Figure content listings:
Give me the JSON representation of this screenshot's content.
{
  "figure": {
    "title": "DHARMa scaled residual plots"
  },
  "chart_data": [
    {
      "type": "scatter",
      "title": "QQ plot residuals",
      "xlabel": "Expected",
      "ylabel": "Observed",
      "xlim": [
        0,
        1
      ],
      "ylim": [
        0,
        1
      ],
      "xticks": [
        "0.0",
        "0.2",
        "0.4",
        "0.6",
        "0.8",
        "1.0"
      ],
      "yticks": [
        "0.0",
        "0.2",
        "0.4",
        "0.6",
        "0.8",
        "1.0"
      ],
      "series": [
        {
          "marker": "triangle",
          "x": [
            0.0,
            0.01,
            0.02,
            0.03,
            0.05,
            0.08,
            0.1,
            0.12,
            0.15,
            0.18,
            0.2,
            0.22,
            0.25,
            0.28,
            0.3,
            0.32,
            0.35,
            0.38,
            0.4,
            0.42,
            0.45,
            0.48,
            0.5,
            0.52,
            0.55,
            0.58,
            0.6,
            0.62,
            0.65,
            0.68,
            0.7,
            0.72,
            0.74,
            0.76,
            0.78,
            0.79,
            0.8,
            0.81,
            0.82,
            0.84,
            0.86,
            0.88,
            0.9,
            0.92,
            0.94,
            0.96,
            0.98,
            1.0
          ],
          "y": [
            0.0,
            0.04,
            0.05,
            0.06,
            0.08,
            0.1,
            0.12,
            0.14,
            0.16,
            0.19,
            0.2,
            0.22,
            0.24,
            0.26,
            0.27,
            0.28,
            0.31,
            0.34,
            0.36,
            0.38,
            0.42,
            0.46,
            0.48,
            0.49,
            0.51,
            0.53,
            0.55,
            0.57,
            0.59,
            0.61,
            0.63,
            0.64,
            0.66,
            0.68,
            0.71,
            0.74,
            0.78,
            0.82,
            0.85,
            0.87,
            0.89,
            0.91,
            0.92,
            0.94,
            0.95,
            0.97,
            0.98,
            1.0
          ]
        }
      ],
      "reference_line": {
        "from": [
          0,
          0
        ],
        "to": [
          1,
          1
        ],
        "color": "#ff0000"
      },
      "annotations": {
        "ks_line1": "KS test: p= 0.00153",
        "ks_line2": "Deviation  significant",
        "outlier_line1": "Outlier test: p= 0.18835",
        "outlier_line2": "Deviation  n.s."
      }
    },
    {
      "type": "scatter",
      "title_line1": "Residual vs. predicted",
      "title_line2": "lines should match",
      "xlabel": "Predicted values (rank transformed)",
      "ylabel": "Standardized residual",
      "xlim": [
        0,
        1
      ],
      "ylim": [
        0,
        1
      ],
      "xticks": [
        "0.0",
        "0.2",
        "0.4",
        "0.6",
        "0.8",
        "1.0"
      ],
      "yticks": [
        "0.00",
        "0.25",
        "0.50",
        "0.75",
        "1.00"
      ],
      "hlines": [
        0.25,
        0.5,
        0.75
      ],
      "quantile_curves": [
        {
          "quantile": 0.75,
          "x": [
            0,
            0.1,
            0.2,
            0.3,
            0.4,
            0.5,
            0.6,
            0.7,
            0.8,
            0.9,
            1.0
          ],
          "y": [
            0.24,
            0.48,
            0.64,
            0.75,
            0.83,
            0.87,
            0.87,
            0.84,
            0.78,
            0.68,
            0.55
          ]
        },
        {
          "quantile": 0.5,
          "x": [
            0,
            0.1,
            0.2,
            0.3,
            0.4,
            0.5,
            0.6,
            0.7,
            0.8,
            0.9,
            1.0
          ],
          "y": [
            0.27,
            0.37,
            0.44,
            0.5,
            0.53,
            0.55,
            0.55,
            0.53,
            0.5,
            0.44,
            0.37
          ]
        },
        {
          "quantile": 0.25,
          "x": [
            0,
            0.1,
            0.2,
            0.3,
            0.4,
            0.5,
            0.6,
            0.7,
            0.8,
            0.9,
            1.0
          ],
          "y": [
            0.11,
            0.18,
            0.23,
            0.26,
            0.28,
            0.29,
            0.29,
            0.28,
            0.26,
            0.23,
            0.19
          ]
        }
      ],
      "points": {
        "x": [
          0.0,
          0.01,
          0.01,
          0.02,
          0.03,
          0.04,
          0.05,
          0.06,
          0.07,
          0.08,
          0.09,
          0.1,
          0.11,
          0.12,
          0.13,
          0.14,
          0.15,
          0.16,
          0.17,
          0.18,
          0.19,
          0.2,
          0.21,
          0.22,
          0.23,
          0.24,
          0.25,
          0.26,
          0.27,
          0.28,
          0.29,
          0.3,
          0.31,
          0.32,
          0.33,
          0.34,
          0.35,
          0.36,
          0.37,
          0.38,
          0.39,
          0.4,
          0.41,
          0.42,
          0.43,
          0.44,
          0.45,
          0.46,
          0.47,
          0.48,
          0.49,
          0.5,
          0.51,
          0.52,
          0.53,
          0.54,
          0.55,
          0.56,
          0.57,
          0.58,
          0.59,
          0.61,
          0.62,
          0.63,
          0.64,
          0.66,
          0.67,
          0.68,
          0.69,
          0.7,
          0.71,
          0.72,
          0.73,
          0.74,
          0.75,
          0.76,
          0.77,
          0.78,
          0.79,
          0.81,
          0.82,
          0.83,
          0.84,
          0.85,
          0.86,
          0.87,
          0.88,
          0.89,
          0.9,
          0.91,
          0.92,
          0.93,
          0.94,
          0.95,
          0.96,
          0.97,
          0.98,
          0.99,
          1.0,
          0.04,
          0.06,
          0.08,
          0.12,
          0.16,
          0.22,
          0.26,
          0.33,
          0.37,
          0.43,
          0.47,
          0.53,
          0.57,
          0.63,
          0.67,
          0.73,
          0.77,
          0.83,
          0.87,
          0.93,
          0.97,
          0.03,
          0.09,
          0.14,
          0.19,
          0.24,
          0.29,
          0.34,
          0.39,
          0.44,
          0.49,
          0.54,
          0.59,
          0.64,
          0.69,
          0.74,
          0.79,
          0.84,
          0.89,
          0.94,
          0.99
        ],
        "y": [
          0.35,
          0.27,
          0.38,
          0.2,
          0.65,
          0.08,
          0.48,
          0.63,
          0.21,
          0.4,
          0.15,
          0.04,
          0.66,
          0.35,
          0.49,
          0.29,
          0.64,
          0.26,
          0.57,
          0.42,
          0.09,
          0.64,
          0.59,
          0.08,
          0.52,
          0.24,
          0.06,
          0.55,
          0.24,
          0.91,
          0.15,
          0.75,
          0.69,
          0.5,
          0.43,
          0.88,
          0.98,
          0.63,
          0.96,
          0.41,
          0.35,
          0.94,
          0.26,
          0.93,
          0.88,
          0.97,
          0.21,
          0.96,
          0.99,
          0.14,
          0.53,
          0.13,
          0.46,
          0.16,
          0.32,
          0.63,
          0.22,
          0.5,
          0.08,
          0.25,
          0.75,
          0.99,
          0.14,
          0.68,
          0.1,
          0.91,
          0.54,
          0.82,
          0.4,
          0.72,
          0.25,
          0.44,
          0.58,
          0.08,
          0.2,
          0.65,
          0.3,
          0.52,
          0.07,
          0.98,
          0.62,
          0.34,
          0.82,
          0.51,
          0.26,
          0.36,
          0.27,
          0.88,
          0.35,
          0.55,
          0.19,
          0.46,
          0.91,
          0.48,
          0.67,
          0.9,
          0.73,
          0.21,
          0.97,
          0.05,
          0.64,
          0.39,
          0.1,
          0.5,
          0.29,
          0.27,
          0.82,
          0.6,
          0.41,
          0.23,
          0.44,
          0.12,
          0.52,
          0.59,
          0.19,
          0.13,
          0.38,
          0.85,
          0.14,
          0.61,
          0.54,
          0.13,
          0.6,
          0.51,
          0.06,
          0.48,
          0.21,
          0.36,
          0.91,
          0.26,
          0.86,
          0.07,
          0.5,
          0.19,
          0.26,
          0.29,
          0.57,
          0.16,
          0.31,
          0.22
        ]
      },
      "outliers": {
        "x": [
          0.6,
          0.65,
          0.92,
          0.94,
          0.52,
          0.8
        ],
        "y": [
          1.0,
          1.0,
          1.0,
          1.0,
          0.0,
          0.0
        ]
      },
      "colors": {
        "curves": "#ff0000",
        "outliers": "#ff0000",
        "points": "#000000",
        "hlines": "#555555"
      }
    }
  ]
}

WORK TO BE COMPLETED: Copy each line containing the word "ylabel" from the data.

EXERCISE OUTPUT:
      "ylabel": "Observed",
      "ylabel": "Standardized residual",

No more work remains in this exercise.